--- DESCRIPTION OF THE TASK ---
Reproduce each record exactly.

--- EXTRACTED RECORDS ---
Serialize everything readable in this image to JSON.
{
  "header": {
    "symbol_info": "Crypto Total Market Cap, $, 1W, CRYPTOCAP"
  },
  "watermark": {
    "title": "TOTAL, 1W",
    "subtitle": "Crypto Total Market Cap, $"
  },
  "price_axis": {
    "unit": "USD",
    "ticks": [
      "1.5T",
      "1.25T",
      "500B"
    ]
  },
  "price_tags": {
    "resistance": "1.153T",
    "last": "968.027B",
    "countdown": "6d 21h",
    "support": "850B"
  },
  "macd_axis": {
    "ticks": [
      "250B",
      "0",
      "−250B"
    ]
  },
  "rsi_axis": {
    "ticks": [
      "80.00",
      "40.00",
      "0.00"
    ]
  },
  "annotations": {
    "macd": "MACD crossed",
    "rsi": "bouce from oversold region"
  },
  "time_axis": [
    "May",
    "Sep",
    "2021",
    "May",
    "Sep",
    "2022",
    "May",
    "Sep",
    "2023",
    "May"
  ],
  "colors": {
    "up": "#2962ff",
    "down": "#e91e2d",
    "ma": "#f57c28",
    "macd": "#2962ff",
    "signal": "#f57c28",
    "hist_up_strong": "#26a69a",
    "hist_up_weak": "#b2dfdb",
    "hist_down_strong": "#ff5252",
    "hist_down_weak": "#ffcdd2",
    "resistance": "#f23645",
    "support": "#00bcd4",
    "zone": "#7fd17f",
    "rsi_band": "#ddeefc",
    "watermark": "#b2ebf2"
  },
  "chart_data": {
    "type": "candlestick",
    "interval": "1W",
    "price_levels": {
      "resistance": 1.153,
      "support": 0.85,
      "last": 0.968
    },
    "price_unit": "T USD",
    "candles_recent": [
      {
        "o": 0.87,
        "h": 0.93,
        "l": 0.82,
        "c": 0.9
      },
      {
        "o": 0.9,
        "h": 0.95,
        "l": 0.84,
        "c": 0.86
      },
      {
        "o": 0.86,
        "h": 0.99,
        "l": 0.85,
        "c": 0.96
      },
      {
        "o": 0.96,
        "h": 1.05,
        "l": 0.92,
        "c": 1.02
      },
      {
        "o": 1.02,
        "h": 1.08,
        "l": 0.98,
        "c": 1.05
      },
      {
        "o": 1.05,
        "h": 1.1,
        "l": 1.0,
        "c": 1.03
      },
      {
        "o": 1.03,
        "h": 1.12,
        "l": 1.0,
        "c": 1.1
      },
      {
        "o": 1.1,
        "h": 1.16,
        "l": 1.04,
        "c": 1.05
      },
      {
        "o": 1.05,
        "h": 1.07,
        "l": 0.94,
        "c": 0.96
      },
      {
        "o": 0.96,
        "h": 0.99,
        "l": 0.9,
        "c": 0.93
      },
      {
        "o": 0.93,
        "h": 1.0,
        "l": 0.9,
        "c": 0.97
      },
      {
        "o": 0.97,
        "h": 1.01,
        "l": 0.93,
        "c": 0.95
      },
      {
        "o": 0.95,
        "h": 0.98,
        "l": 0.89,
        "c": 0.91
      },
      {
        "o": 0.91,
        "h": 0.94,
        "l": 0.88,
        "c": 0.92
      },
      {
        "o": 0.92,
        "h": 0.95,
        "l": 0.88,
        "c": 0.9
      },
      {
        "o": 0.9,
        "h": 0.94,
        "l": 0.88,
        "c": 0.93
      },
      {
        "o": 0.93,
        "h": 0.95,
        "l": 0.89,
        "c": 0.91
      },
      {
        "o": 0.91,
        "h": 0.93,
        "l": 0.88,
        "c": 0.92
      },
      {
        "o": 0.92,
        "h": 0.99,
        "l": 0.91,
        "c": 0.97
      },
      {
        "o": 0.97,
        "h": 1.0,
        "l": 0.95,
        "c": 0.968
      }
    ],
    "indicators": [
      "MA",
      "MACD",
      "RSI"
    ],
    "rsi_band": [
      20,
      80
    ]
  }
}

--- RESULT OF THIS EXERCISE ---
Serialize everything readable in this image to JSON.
{
  "header": {
    "symbol_info": "Crypto Total Market Cap, $, 1W, CRYPTOCAP"
  },
  "watermark": {
    "title": "TOTAL, 1W",
    "subtitle": "Crypto Total Market Cap, $"
  },
  "price_axis": {
    "unit": "USD",
    "ticks": [
      "1.5T",
      "1.25T",
      "500B"
    ]
  },
  "price_tags": {
    "resistance": "1.153T",
    "last": "968.027B",
    "countdown": "6d 21h",
    "support": "850B"
  },
  "macd_axis": {
    "ticks": [
      "250B",
      "0",
      "−250B"
    ]
  },
  "rsi_axis": {
    "ticks": [
      "80.00",
      "40.00",
      "0.00"
    ]
  },
  "annotations": {
    "macd": "MACD crossed",
    "rsi": "bouce from oversold region"
  },
  "time_axis": [
    "May",
    "Sep",
    "2021",
    "May",
    "Sep",
    "2022",
    "May",
    "Sep",
    "2023",
    "May"
  ],
  "colors": {
    "up": "#2962ff",
    "down": "#e91e2d",
    "ma": "#f57c28",
    "macd": "#2962ff",
    "signal": "#f57c28",
    "hist_up_strong": "#26a69a",
    "hist_up_weak": "#b2dfdb",
    "hist_down_strong": "#ff5252",
    "hist_down_weak": "#ffcdd2",
    "resistance": "#f23645",
    "support": "#00bcd4",
    "zone": "#7fd17f",
    "rsi_band": "#ddeefc",
    "watermark": "#b2ebf2"
  },
  "chart_data": {
    "type": "candlestick",
    "interval": "1W",
    "price_levels": {
      "resistance": 1.153,
      "support": 0.85,
      "last": 0.968
    },
    "price_unit": "T USD",
    "candles_recent": [
      {
        "o": 0.87,
        "h": 0.93,
        "l": 0.82,
        "c": 0.9
      },
      {
        "o": 0.9,
        "h": 0.95,
        "l": 0.84,
        "c": 0.86
      },
      {
        "o": 0.86,
        "h": 0.99,
        "l": 0.85,
        "c": 0.96
      },
      {
        "o": 0.96,
        "h": 1.05,
        "l": 0.92,
        "c": 1.02
      },
      {
        "o": 1.02,
        "h": 1.08,
        "l": 0.98,
        "c": 1.05
      },
      {
        "o": 1.05,
        "h": 1.1,
        "l": 1.0,
        "c": 1.03
      },
      {
        "o": 1.03,
        "h": 1.12,
        "l": 1.0,
        "c": 1.1
      },
      {
        "o": 1.1,
        "h": 1.16,
        "l": 1.04,
        "c": 1.05
      },
      {
        "o": 1.05,
        "h": 1.07,
        "l": 0.94,
        "c": 0.96
      },
      {
        "o": 0.96,
        "h": 0.99,
        "l": 0.9,
        "c": 0.93
      },
      {
        "o": 0.93,
        "h": 1.0,
        "l": 0.9,
        "c": 0.97
      },
      {
        "o": 0.97,
        "h": 1.01,
        "l": 0.93,
        "c": 0.95
      },
      {
        "o": 0.95,
        "h": 0.98,
        "l": 0.89,
        "c": 0.91
      },
      {
        "o": 0.91,
        "h": 0.94,
        "l": 0.88,
        "c": 0.92
      },
      {
        "o": 0.92,
        "h": 0.95,
        "l": 0.88,
        "c": 0.9
      },
      {
        "o": 0.9,
        "h": 0.94,
        "l": 0.88,
        "c": 0.93
      },
      {
        "o": 0.93,
        "h": 0.95,
        "l": 0.89,
        "c": 0.91
      },
      {
        "o": 0.91,
        "h": 0.93,
        "l": 0.88,
        "c": 0.92
      },
      {
        "o": 0.92,
        "h": 0.99,
        "l": 0.91,
        "c": 0.97
      },
      {
        "o": 0.97,
        "h": 1.0,
        "l": 0.95,
        "c": 0.968
      }
    ],
    "indicators": [
      "MA",
      "MACD",
      "RSI"
    ],
    "rsi_band": [
      20,
      80
    ]
  }
}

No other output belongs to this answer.